Task requirements: Transcribe every entry word for word, but skip the images.

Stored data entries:
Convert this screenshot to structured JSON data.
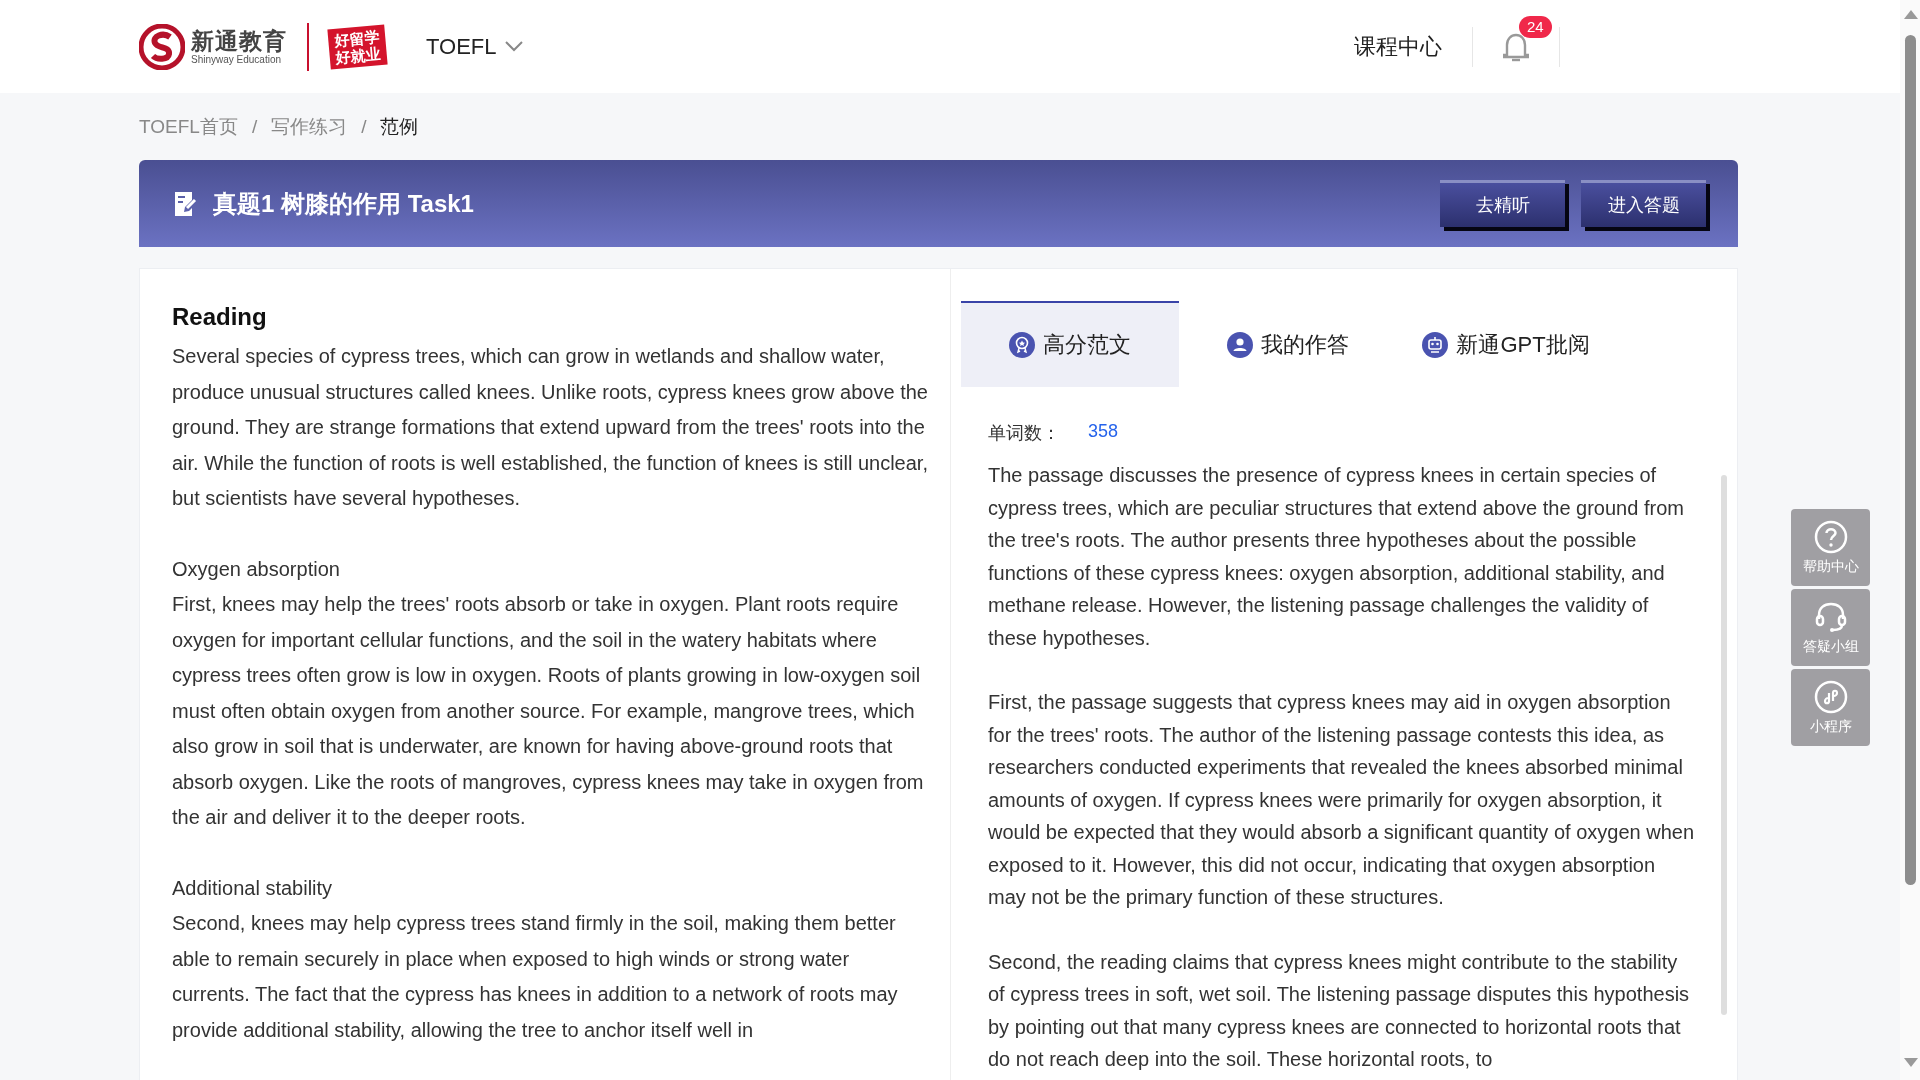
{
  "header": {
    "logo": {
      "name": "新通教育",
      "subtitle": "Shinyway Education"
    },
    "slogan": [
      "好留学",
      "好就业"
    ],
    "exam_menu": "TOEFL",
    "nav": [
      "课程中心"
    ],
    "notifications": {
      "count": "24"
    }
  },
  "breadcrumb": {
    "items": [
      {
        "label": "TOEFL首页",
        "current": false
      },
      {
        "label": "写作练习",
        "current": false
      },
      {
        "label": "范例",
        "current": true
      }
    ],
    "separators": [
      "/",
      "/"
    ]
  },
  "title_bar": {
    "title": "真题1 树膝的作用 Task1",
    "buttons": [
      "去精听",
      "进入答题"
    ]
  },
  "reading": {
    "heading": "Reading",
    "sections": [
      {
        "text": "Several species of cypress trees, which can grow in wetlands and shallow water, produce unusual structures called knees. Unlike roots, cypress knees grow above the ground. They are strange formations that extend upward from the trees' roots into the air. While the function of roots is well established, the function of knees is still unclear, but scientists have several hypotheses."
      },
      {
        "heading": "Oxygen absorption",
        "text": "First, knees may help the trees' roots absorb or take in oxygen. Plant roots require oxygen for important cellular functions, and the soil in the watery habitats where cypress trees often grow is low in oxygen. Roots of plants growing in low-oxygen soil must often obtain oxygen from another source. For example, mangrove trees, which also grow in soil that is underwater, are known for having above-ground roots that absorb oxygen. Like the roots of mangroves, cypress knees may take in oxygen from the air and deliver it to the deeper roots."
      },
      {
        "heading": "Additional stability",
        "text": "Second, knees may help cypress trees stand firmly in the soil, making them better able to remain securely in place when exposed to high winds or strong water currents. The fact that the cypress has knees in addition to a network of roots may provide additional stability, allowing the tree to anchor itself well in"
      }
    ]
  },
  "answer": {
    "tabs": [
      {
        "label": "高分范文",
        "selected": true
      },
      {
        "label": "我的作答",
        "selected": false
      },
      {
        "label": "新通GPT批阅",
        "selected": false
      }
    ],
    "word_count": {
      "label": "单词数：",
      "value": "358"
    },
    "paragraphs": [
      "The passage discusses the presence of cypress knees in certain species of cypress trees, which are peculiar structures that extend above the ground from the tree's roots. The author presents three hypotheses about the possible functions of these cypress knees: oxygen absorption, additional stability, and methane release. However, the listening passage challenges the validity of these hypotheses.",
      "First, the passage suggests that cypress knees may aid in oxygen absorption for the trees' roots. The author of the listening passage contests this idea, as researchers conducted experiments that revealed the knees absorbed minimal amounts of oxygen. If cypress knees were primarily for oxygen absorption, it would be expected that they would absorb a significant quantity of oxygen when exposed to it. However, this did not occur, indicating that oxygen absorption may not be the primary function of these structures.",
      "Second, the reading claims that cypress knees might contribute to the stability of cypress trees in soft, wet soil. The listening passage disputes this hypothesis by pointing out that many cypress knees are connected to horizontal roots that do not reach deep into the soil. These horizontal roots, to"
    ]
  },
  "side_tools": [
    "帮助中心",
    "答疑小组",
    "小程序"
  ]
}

Completed task:
Convert this screenshot to structured JSON data.
{
  "header": {
    "logo": {
      "name": "新通教育",
      "subtitle": "Shinyway Education"
    },
    "slogan": [
      "好留学",
      "好就业"
    ],
    "exam_menu": "TOEFL",
    "nav": [
      "课程中心"
    ],
    "notifications": {
      "count": "24"
    }
  },
  "breadcrumb": {
    "items": [
      {
        "label": "TOEFL首页",
        "current": false
      },
      {
        "label": "写作练习",
        "current": false
      },
      {
        "label": "范例",
        "current": true
      }
    ],
    "separators": [
      "/",
      "/"
    ]
  },
  "title_bar": {
    "title": "真题1 树膝的作用 Task1",
    "buttons": [
      "去精听",
      "进入答题"
    ]
  },
  "reading": {
    "heading": "Reading",
    "sections": [
      {
        "text": "Several species of cypress trees, which can grow in wetlands and shallow water, produce unusual structures called knees. Unlike roots, cypress knees grow above the ground. They are strange formations that extend upward from the trees' roots into the air. While the function of roots is well established, the function of knees is still unclear, but scientists have several hypotheses."
      },
      {
        "heading": "Oxygen absorption",
        "text": "First, knees may help the trees' roots absorb or take in oxygen. Plant roots require oxygen for important cellular functions, and the soil in the watery habitats where cypress trees often grow is low in oxygen. Roots of plants growing in low-oxygen soil must often obtain oxygen from another source. For example, mangrove trees, which also grow in soil that is underwater, are known for having above-ground roots that absorb oxygen. Like the roots of mangroves, cypress knees may take in oxygen from the air and deliver it to the deeper roots."
      },
      {
        "heading": "Additional stability",
        "text": "Second, knees may help cypress trees stand firmly in the soil, making them better able to remain securely in place when exposed to high winds or strong water currents. The fact that the cypress has knees in addition to a network of roots may provide additional stability, allowing the tree to anchor itself well in"
      }
    ]
  },
  "answer": {
    "tabs": [
      {
        "label": "高分范文",
        "selected": true
      },
      {
        "label": "我的作答",
        "selected": false
      },
      {
        "label": "新通GPT批阅",
        "selected": false
      }
    ],
    "word_count": {
      "label": "单词数：",
      "value": "358"
    },
    "paragraphs": [
      "The passage discusses the presence of cypress knees in certain species of cypress trees, which are peculiar structures that extend above the ground from the tree's roots. The author presents three hypotheses about the possible functions of these cypress knees: oxygen absorption, additional stability, and methane release. However, the listening passage challenges the validity of these hypotheses.",
      "First, the passage suggests that cypress knees may aid in oxygen absorption for the trees' roots. The author of the listening passage contests this idea, as researchers conducted experiments that revealed the knees absorbed minimal amounts of oxygen. If cypress knees were primarily for oxygen absorption, it would be expected that they would absorb a significant quantity of oxygen when exposed to it. However, this did not occur, indicating that oxygen absorption may not be the primary function of these structures.",
      "Second, the reading claims that cypress knees might contribute to the stability of cypress trees in soft, wet soil. The listening passage disputes this hypothesis by pointing out that many cypress knees are connected to horizontal roots that do not reach deep into the soil. These horizontal roots, to"
    ]
  },
  "side_tools": [
    "帮助中心",
    "答疑小组",
    "小程序"
  ]
}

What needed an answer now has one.